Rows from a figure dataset
..........

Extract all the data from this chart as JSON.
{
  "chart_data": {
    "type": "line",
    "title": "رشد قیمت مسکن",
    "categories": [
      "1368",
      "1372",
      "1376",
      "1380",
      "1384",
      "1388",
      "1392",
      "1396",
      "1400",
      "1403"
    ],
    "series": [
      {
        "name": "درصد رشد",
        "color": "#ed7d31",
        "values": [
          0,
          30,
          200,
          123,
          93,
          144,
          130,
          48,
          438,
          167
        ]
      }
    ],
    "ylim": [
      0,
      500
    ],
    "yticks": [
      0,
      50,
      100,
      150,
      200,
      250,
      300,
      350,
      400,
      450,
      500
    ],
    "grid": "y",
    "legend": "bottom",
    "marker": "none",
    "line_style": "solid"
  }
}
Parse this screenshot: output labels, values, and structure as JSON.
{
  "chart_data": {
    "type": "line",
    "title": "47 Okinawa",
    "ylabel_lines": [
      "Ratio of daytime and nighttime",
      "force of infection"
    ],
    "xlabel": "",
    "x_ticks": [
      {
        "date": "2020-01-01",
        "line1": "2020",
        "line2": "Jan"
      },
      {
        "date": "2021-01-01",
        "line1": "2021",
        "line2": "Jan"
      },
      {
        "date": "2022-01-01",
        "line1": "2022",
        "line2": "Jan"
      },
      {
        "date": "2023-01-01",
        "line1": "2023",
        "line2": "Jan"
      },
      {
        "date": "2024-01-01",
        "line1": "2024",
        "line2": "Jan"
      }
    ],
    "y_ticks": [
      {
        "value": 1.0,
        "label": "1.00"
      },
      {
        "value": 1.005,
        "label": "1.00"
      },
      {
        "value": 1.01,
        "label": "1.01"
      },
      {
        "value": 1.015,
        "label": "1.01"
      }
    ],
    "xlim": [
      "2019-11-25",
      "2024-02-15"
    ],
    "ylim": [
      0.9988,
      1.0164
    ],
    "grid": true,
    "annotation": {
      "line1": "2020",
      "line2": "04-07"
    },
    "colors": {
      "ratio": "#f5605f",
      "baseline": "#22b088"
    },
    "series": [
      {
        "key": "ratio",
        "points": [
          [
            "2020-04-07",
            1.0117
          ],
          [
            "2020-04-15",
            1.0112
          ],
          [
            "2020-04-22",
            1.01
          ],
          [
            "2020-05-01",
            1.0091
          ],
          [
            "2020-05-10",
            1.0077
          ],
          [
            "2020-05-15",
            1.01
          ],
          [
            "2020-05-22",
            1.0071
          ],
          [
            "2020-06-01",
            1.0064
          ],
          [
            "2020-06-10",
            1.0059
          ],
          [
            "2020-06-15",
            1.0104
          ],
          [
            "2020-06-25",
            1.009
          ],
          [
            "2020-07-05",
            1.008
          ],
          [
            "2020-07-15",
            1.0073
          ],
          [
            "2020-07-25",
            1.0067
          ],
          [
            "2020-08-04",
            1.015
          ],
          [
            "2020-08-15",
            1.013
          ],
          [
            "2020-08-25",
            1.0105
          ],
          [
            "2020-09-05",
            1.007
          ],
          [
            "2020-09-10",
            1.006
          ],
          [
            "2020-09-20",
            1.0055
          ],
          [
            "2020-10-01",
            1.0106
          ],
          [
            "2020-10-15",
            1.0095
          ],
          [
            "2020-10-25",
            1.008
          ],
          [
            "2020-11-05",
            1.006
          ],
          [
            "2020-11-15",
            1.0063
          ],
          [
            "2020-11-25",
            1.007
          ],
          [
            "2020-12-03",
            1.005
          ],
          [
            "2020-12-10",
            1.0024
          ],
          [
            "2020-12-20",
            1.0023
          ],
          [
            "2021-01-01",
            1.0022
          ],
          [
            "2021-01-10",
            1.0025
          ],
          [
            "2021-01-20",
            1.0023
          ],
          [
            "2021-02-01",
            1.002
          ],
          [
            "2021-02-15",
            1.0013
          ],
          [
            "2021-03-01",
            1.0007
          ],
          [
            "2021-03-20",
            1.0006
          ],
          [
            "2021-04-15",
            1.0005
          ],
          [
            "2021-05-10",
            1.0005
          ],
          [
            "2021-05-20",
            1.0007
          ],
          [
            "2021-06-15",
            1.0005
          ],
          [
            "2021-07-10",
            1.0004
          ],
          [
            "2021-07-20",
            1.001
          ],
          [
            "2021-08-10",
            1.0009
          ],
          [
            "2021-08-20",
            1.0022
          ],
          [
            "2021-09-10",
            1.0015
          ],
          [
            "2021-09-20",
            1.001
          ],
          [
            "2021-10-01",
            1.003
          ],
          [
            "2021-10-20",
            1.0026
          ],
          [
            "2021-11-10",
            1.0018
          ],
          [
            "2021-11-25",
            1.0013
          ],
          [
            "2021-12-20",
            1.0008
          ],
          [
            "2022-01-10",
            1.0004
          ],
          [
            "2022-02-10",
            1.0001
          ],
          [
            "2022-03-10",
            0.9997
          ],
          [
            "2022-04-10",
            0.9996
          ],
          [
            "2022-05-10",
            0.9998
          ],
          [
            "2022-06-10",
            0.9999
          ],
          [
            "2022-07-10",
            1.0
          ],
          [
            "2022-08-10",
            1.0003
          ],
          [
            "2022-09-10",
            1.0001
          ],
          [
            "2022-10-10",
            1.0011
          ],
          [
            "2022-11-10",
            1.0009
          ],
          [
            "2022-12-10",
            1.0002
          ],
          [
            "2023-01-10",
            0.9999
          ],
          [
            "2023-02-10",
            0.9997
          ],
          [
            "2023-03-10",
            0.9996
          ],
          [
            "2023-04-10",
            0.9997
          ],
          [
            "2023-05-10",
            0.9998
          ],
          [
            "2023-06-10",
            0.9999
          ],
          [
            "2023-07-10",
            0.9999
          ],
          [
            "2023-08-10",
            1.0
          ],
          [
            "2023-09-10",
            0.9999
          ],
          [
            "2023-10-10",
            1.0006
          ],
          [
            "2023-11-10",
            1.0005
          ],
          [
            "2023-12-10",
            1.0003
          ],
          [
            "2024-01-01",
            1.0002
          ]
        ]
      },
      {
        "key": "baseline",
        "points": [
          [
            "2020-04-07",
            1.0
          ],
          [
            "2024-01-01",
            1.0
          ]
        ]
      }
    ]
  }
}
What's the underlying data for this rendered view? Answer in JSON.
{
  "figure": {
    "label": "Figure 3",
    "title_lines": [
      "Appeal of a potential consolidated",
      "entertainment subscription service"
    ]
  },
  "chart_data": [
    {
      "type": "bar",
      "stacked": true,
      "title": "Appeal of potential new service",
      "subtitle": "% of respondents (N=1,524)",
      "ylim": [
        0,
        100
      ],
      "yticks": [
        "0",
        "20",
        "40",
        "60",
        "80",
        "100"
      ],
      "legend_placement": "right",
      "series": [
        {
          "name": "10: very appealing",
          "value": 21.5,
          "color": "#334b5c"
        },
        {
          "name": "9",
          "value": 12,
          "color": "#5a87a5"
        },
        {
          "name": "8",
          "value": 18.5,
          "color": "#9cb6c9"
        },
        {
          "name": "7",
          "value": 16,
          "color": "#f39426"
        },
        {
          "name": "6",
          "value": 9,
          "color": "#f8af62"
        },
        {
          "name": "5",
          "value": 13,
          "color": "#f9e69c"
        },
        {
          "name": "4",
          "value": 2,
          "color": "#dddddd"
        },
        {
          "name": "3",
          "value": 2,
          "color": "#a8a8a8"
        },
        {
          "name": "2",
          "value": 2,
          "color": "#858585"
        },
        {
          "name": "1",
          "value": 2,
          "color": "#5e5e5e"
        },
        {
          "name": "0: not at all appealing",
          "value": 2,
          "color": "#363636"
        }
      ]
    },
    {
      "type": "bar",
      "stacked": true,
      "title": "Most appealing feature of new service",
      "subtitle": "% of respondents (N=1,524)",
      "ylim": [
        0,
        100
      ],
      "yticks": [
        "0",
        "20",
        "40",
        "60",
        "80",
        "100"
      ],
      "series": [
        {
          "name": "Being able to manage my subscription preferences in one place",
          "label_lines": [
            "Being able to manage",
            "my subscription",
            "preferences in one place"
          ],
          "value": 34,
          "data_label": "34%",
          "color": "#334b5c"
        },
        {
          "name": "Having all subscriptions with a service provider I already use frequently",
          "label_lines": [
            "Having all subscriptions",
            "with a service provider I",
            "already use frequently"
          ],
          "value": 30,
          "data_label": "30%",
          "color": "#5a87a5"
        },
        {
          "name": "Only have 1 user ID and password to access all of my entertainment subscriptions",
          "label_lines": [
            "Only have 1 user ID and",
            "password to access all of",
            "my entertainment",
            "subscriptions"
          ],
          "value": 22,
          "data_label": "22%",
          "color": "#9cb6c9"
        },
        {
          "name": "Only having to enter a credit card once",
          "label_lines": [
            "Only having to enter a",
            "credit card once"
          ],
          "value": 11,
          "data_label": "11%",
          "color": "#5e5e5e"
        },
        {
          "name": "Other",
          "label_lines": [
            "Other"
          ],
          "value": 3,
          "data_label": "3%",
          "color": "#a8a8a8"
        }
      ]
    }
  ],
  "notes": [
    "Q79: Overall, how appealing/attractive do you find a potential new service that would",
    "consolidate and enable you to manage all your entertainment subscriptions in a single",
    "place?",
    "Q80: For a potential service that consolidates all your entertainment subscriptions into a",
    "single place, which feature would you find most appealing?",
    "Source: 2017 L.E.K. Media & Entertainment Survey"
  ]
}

..........

From the data above, copy each line where the string "Being" appears.

          "name": "Being able to manage my subscription preferences in one place",
            "Being able to manage",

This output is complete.